**取り組む課題:** 下に掲げる「ひとりぼっち」と「ひとりぽっち」の語形についての文章を、最後の一文の後から書き進めてもらえますか。

「ひとりぼっち」か「ひとりぽっち」か
Series6-3
シリーズ6-1、6-2では「ヒトリボッチ」「ヒトリポッチ」という二つの語形について話題にした。今回は、前の2回でふれられなかったことがらについて、幾つかふれて「まとめ」のようなかたちにしたい。
まず、筆者は「語形」という用語を使って説明してきた。「語形」はもちろん「語のかたち」であるが、それはまずは「音」によって与えられている、と考えたい。そう考えると「語形」は「発音したかたち」でもある。いや「発音したかたち」が「語形」であるといったほうがいいかもしれない。そう考えると「発音したかたち」が異なるのだったら、それは「語形」が異なるということだ。「「語形」が異なる」のであれば、それは(ひとまずにしても)「別語形」と考えるということになる。つまり、筆者は「ヒトリボッチ」「ヒトリポッチ」はまずは「別語形」とみたい。それが「とも」を気にした理由だ。
「女王様」に対応するであろう語を「ジョオウサマ」と発音する人と「ジョーオーサマ」と発音する人とがいる。筆者は「ジョオウサマ」と発音するが、ある時にそうではない人がいることに気づいた。こういう場合も、まずは「使っている語形が(微妙ではあるが)異なる」と感じる。筆者は、標準的な語形のまわりに、何ほどか非標準的な語形が存在している、という「かたち」を語の分布のモデルとして考えている。だから、この場合でいえば、「ジョオウサマ」を仮に標準語形とみるならば、非標準語形である「ジョーオーサマ」がそのまわりに位置しているという「みかた」だ。いやいや、「ジョーオーサマ」が標準語形でしょ、ということなら、それでももちろんいい。とにかく語形としては異なるとみたい。このことが第18、19回で述べられなかったことの一つだ。
もう一つは半濁点のことだ。現在では濁点、半濁点を使用することが一般的である。しかし、濁音音節を濁点によって表記上100パーセント明示するようになったのは、おそらく大正時代になってからだと思われる。半濁点が使われ始めたのは、室町時代頃からだと考えられている。しかし、濁音と半濁音とは、有声子音と無声子音という関係にあるので、音素としてみれば、明白に異なるとしても、発音、聞こえとなると、どうだったのだろうか、と思ったりもする。
そこで、実は『俚言集覧』の「ひとりぽっち」が気になった。太田全斎が編んだ『俚言集覧』は寛政9(1797)年に太田自らが著わした『諺苑(げんえん)』を増補したものであるため、『日本国語大辞典』は「俚言集覧〔1797頃〕」と表示しているのであろう。この頃、半濁点がどのくらい使われていたか、ということだ。『日本国語大辞典』は『俚言集覧』のテキストとして、明治32(1899)~33(1900)年に活字印刷された「〈増補〉俚言集覧」を使っている。まずそのテキストを確認してみたが、そこには「獨法師 ヒトリボツチと呼り〔堀川狂歌集〕苔 山寺の独法師はかひこけてころりとぬるか苔のむしろに」(下巻:191ページ上段)と記されている。「カイコケル」は〈ころぶ・倒れる〉。ここでは「ヒトリボッチ」と引用した。そのように、濁点が附されているようにみえる。しかし半濁点では絶対にないかどうかはわからない。やはり活字が不鮮明といえば不鮮明だ。

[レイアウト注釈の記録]

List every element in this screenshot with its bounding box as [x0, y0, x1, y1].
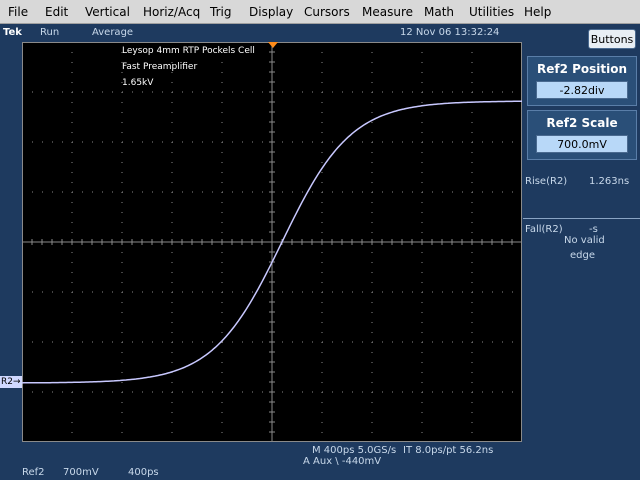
- menu-vertical[interactable]: Vertical: [85, 5, 130, 19]
- ref2-scale-field[interactable]: 700.0mV: [536, 135, 628, 153]
- menu-measure[interactable]: Measure: [362, 5, 413, 19]
- side-panel: Ref2 Position -2.82div Ref2 Scale 700.0m…: [523, 52, 640, 442]
- brand-label: Tek: [3, 27, 22, 38]
- r2-marker-label: R2: [1, 377, 13, 387]
- annotation-line-2: Fast Preamplifier: [122, 62, 198, 72]
- ref-time-readout: 400ps: [128, 467, 159, 478]
- ref-channel-label: Ref2: [22, 467, 45, 478]
- status-bar: Tek Run Average 12 Nov 06 13:32:24: [0, 25, 640, 42]
- measurement-divider: [523, 218, 640, 219]
- ref2-scale-title: Ref2 Scale: [546, 116, 618, 130]
- menu-cursors[interactable]: Cursors: [304, 5, 350, 19]
- trigger-position-marker[interactable]: [268, 42, 278, 48]
- trigger-readout: A Aux \ -440mV: [303, 456, 382, 467]
- rise-label: Rise(R2): [525, 176, 568, 187]
- fall-message-1: No valid: [564, 235, 605, 246]
- menu-bar: File Edit Vertical Horiz/Acq Trig Displa…: [0, 0, 640, 24]
- menu-help[interactable]: Help: [524, 5, 551, 19]
- ref-scale-readout: 700mV: [63, 467, 99, 478]
- run-state: Run: [40, 27, 60, 38]
- ref2-scale-box: Ref2 Scale 700.0mV: [527, 110, 637, 160]
- rise-value: 1.263ns: [589, 176, 630, 187]
- r2-reference-marker[interactable]: R2→: [0, 376, 22, 388]
- arrow-right-icon: →: [12, 377, 21, 387]
- menu-display[interactable]: Display: [249, 5, 293, 19]
- fall-value: -s: [589, 224, 598, 235]
- graticule: [22, 42, 522, 442]
- menu-file[interactable]: File: [8, 5, 28, 19]
- datetime: 12 Nov 06 13:32:24: [400, 27, 500, 38]
- waveform-display[interactable]: [22, 42, 522, 442]
- menu-trig[interactable]: Trig: [210, 5, 231, 19]
- annotation-line-1: Leysop 4mm RTP Pockels Cell: [122, 46, 255, 56]
- buttons-button[interactable]: Buttons: [588, 29, 636, 49]
- ref2-position-field[interactable]: -2.82div: [536, 81, 628, 99]
- fall-label: Fall(R2): [525, 224, 563, 235]
- acq-mode: Average: [92, 27, 134, 38]
- menu-edit[interactable]: Edit: [45, 5, 68, 19]
- interp-readout: IT 8.0ps/pt 56.2ns: [403, 445, 494, 456]
- menu-horiz-acq[interactable]: Horiz/Acq: [143, 5, 200, 19]
- menu-utilities[interactable]: Utilities: [469, 5, 514, 19]
- timebase-readout: M 400ps 5.0GS/s: [312, 445, 397, 456]
- fall-message-2: edge: [570, 250, 595, 261]
- ref2-position-box: Ref2 Position -2.82div: [527, 56, 637, 106]
- menu-math[interactable]: Math: [424, 5, 454, 19]
- ref2-position-title: Ref2 Position: [536, 62, 628, 76]
- annotation-line-3: 1.65kV: [122, 78, 154, 88]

**この課題の解答:**
『俚言集覧』は国立国会図書館に自筆稿本が蔵されている。その複製版が1992~93年に出版されている。それをみると、「独法師」にも振仮名が施されているが、それは「ヒトリボツチ」にみえる。また続く「ヒトリボツチと呼り」の箇所もそのようにみえる。この判断でよければ、『俚言集覧』と「ヒトリポッチ」とを結びつけてよいかどうか、ということになる。
『日本国語大辞典』が見出し「ひとりぼっち」に示した使用例3例は、現時点では「ヒトリポッチ」2例、「ヒトリボッチ」1例であるが、もしも上記のように、『俚言集覧』が使っている語形が「ヒトリボッチ」であるならば、「ヒトリボッチ」が2例となり、「ヒトリポッチ」が1例で、文字通り“ひとりぽっち”になる。
『日本国語大辞典』が、江戸時代の文献であっても活字印刷されたテキストから使用例を抽出し、そのテキストに従って、使用例として示しているのはそれでいいと思う。だから上記のことは、『日本国語大辞典』の使用者の側が気をつけておくこととして、自身の目的に応じて、必要があれば、文献の原態を確かめてみる、と思っておけばよい。先に述べたように、現在は「文献の原態」がインターネット上で確認できることも少なくない。
おいおい、そんな横着をしてはいかんよ、という意見もあるだろう。その場合は、あまり遠くないのであれば、国立国会図書館などに足を運べばよい。目的に応じて、ということでいいと思うが、インターネット時代だから、「原態」を確かめることの必要性は増しているともいえる。国立国会図書館の「デジタルコレクション」は便利だから、つい頼りたくなるが、それも絶対のものではないと思っておく必要があるだろう。一般論としていえば、デジタル化のプロセスで事故がないともいえないし、デジタルだからしようと思えば「加工」もできる。時代の「ありかた」を見据えた上で、臨機応変にしなやかにふるまいたいものだ。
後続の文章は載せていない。